A block of data:
⁂

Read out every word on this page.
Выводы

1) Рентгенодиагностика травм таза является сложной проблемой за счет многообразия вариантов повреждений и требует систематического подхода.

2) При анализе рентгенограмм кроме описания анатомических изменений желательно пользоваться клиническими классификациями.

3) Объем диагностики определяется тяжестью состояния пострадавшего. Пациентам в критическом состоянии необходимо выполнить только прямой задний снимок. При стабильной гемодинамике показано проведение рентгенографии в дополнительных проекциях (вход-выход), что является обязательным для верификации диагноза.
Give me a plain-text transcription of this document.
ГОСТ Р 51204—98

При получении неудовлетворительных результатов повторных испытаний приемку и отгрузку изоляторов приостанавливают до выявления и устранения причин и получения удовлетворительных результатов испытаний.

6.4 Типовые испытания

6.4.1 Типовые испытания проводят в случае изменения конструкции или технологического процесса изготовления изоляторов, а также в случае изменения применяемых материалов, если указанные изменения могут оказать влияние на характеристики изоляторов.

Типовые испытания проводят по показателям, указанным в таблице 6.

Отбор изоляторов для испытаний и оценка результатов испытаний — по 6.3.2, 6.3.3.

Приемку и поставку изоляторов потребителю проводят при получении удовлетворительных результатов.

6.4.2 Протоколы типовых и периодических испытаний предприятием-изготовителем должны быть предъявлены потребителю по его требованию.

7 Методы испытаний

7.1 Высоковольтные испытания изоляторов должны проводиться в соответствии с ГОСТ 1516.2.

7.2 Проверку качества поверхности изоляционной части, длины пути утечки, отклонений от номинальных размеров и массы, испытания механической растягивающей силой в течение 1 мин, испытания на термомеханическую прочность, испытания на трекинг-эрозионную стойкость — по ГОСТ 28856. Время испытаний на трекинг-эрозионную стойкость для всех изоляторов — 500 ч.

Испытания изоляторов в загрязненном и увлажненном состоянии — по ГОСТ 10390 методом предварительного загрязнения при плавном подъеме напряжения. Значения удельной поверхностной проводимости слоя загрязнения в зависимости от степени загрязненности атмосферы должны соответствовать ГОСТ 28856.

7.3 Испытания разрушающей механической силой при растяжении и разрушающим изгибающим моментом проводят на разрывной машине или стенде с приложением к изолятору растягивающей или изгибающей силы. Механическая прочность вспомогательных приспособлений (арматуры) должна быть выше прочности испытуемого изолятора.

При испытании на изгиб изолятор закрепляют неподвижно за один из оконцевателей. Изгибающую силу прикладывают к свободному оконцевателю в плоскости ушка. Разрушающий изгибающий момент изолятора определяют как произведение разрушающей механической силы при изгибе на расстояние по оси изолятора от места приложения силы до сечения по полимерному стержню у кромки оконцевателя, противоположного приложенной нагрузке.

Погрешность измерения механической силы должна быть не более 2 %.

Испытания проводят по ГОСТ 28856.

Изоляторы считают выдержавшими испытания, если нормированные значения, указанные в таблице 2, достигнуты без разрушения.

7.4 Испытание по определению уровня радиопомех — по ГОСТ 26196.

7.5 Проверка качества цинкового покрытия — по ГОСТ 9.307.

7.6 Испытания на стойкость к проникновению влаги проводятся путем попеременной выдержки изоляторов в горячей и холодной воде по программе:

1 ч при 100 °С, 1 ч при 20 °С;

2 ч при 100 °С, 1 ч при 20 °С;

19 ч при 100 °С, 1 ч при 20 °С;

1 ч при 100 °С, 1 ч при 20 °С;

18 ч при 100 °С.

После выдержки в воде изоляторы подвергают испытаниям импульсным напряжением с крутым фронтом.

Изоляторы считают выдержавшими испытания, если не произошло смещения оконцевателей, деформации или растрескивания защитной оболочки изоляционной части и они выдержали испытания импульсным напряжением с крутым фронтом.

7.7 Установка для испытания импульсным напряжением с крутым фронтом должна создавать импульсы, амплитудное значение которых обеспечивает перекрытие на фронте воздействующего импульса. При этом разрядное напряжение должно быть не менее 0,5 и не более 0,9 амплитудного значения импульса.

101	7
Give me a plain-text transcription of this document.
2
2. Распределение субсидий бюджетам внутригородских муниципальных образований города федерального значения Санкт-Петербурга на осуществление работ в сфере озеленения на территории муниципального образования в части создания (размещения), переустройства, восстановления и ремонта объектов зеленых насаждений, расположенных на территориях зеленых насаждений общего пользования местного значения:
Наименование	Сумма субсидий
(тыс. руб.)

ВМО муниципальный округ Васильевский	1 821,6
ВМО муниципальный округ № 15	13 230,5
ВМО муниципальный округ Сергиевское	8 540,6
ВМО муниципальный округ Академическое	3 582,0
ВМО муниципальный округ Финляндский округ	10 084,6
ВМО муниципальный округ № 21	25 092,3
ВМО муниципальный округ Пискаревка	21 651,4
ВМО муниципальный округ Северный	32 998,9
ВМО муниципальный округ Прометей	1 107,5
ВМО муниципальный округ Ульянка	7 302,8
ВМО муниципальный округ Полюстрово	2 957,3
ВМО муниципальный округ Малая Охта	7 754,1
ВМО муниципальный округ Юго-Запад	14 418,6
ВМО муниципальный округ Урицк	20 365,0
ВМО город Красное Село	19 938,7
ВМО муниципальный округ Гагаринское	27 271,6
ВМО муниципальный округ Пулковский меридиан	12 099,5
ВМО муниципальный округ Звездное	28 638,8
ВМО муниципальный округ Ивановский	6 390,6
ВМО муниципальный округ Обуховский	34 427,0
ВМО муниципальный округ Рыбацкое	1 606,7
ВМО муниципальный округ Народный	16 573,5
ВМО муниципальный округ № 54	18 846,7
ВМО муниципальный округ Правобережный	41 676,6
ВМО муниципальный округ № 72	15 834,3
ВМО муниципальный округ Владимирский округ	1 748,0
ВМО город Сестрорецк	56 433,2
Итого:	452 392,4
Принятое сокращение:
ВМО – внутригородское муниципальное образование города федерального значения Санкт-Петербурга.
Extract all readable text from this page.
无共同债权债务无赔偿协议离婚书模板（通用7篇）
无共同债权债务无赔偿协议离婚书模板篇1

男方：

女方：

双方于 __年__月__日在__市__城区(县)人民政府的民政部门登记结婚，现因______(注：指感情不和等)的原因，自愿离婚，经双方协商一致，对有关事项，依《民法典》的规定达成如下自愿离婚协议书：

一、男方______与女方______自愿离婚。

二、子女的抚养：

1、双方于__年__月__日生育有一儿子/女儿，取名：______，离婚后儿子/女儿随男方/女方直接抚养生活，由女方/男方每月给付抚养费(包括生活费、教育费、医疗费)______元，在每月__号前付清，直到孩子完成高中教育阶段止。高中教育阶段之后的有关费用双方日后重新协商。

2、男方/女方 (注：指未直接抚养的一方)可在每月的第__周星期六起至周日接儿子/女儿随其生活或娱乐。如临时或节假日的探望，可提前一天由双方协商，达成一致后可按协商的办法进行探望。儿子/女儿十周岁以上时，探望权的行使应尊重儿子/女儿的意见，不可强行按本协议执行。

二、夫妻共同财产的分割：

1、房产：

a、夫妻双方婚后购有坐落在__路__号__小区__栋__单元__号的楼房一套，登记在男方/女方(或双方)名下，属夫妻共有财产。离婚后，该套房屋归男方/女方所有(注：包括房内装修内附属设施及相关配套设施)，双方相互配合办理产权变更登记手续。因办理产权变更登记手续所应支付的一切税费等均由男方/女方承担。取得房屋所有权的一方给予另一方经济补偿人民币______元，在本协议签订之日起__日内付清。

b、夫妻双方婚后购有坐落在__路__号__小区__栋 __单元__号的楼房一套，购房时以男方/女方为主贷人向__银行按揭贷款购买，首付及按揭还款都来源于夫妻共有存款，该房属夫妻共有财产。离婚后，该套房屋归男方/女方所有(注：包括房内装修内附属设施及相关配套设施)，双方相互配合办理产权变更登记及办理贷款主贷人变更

⁂

**Exercise brief**
Repeat all the entries word for word.

**Task solution**
Read out every word on this page.
Выводы

1) Рентгенодиагностика травм таза является сложной проблемой за счет многообразия вариантов повреждений и требует систематического подхода.

2) При анализе рентгенограмм кроме описания анатомических изменений желательно пользоваться клиническими классификациями.

3) Объем диагностики определяется тяжестью состояния пострадавшего. Пациентам в критическом состоянии необходимо выполнить только прямой задний снимок. При стабильной гемодинамике показано проведение рентгенографии в дополнительных проекциях (вход-выход), что является обязательным для верификации диагноза.
Give me a plain-text transcription of this document.
ГОСТ Р 51204—98

При получении неудовлетворительных результатов повторных испытаний приемку и отгрузку изоляторов приостанавливают до выявления и устранения причин и получения удовлетворительных результатов испытаний.

6.4 Типовые испытания

6.4.1 Типовые испытания проводят в случае изменения конструкции или технологического процесса изготовления изоляторов, а также в случае изменения применяемых материалов, если указанные изменения могут оказать влияние на характеристики изоляторов.

Типовые испытания проводят по показателям, указанным в таблице 6.

Отбор изоляторов для испытаний и оценка результатов испытаний — по 6.3.2, 6.3.3.

Приемку и поставку изоляторов потребителю проводят при получении удовлетворительных результатов.

6.4.2 Протоколы типовых и периодических испытаний предприятием-изготовителем должны быть предъявлены потребителю по его требованию.

7 Методы испытаний

7.1 Высоковольтные испытания изоляторов должны проводиться в соответствии с ГОСТ 1516.2.

7.2 Проверку качества поверхности изоляционной части, длины пути утечки, отклонений от номинальных размеров и массы, испытания механической растягивающей силой в течение 1 мин, испытания на термомеханическую прочность, испытания на трекинг-эрозионную стойкость — по ГОСТ 28856. Время испытаний на трекинг-эрозионную стойкость для всех изоляторов — 500 ч.

Испытания изоляторов в загрязненном и увлажненном состоянии — по ГОСТ 10390 методом предварительного загрязнения при плавном подъеме напряжения. Значения удельной поверхностной проводимости слоя загрязнения в зависимости от степени загрязненности атмосферы должны соответствовать ГОСТ 28856.

7.3 Испытания разрушающей механической силой при растяжении и разрушающим изгибающим моментом проводят на разрывной машине или стенде с приложением к изолятору растягивающей или изгибающей силы. Механическая прочность вспомогательных приспособлений (арматуры) должна быть выше прочности испытуемого изолятора.

При испытании на изгиб изолятор закрепляют неподвижно за один из оконцевателей. Изгибающую силу прикладывают к свободному оконцевателю в плоскости ушка. Разрушающий изгибающий момент изолятора определяют как произведение разрушающей механической силы при изгибе на расстояние по оси изолятора от места приложения силы до сечения по полимерному стержню у кромки оконцевателя, противоположного приложенной нагрузке.

Погрешность измерения механической силы должна быть не более 2 %.

Испытания проводят по ГОСТ 28856.

Изоляторы считают выдержавшими испытания, если нормированные значения, указанные в таблице 2, достигнуты без разрушения.

7.4 Испытание по определению уровня радиопомех — по ГОСТ 26196.

7.5 Проверка качества цинкового покрытия — по ГОСТ 9.307.

7.6 Испытания на стойкость к проникновению влаги проводятся путем попеременной выдержки изоляторов в горячей и холодной воде по программе:

1 ч при 100 °С, 1 ч при 20 °С;

2 ч при 100 °С, 1 ч при 20 °С;

19 ч при 100 °С, 1 ч при 20 °С;

1 ч при 100 °С, 1 ч при 20 °С;

18 ч при 100 °С.

После выдержки в воде изоляторы подвергают испытаниям импульсным напряжением с крутым фронтом.

Изоляторы считают выдержавшими испытания, если не произошло смещения оконцевателей, деформации или растрескивания защитной оболочки изоляционной части и они выдержали испытания импульсным напряжением с крутым фронтом.

7.7 Установка для испытания импульсным напряжением с крутым фронтом должна создавать импульсы, амплитудное значение которых обеспечивает перекрытие на фронте воздействующего импульса. При этом разрядное напряжение должно быть не менее 0,5 и не более 0,9 амплитудного значения импульса.

101	7
Give me a plain-text transcription of this document.
2
2. Распределение субсидий бюджетам внутригородских муниципальных образований города федерального значения Санкт-Петербурга на осуществление работ в сфере озеленения на территории муниципального образования в части создания (размещения), переустройства, восстановления и ремонта объектов зеленых насаждений, расположенных на территориях зеленых насаждений общего пользования местного значения:
Наименование	Сумма субсидий
(тыс. руб.)

ВМО муниципальный округ Васильевский	1 821,6
ВМО муниципальный округ № 15	13 230,5
ВМО муниципальный округ Сергиевское	8 540,6
ВМО муниципальный округ Академическое	3 582,0
ВМО муниципальный округ Финляндский округ	10 084,6
ВМО муниципальный округ № 21	25 092,3
ВМО муниципальный округ Пискаревка	21 651,4
ВМО муниципальный округ Северный	32 998,9
ВМО муниципальный округ Прометей	1 107,5
ВМО муниципальный округ Ульянка	7 302,8
ВМО муниципальный округ Полюстрово	2 957,3
ВМО муниципальный округ Малая Охта	7 754,1
ВМО муниципальный округ Юго-Запад	14 418,6
ВМО муниципальный округ Урицк	20 365,0
ВМО город Красное Село	19 938,7
ВМО муниципальный округ Гагаринское	27 271,6
ВМО муниципальный округ Пулковский меридиан	12 099,5
ВМО муниципальный округ Звездное	28 638,8
ВМО муниципальный округ Ивановский	6 390,6
ВМО муниципальный округ Обуховский	34 427,0
ВМО муниципальный округ Рыбацкое	1 606,7
ВМО муниципальный округ Народный	16 573,5
ВМО муниципальный округ № 54	18 846,7
ВМО муниципальный округ Правобережный	41 676,6
ВМО муниципальный округ № 72	15 834,3
ВМО муниципальный округ Владимирский округ	1 748,0
ВМО город Сестрорецк	56 433,2
Итого:	452 392,4
Принятое сокращение:
ВМО – внутригородское муниципальное образование города федерального значения Санкт-Петербурга.
Extract all readable text from this page.
无共同债权债务无赔偿协议离婚书模板（通用7篇）
无共同债权债务无赔偿协议离婚书模板篇1

男方：

女方：

双方于 __年__月__日在__市__城区(县)人民政府的民政部门登记结婚，现因______(注：指感情不和等)的原因，自愿离婚，经双方协商一致，对有关事项，依《民法典》的规定达成如下自愿离婚协议书：

一、男方______与女方______自愿离婚。

二、子女的抚养：

1、双方于__年__月__日生育有一儿子/女儿，取名：______，离婚后儿子/女儿随男方/女方直接抚养生活，由女方/男方每月给付抚养费(包括生活费、教育费、医疗费)______元，在每月__号前付清，直到孩子完成高中教育阶段止。高中教育阶段之后的有关费用双方日后重新协商。

2、男方/女方 (注：指未直接抚养的一方)可在每月的第__周星期六起至周日接儿子/女儿随其生活或娱乐。如临时或节假日的探望，可提前一天由双方协商，达成一致后可按协商的办法进行探望。儿子/女儿十周岁以上时，探望权的行使应尊重儿子/女儿的意见，不可强行按本协议执行。

二、夫妻共同财产的分割：

1、房产：

a、夫妻双方婚后购有坐落在__路__号__小区__栋__单元__号的楼房一套，登记在男方/女方(或双方)名下，属夫妻共有财产。离婚后，该套房屋归男方/女方所有(注：包括房内装修内附属设施及相关配套设施)，双方相互配合办理产权变更登记手续。因办理产权变更登记手续所应支付的一切税费等均由男方/女方承担。取得房屋所有权的一方给予另一方经济补偿人民币______元，在本协议签订之日起__日内付清。

b、夫妻双方婚后购有坐落在__路__号__小区__栋 __单元__号的楼房一套，购房时以男方/女方为主贷人向__银行按揭贷款购买，首付及按揭还款都来源于夫妻共有存款，该房属夫妻共有财产。离婚后，该套房屋归男方/女方所有(注：包括房内装修内附属设施及相关配套设施)，双方相互配合办理产权变更登记及办理贷款主贷人变更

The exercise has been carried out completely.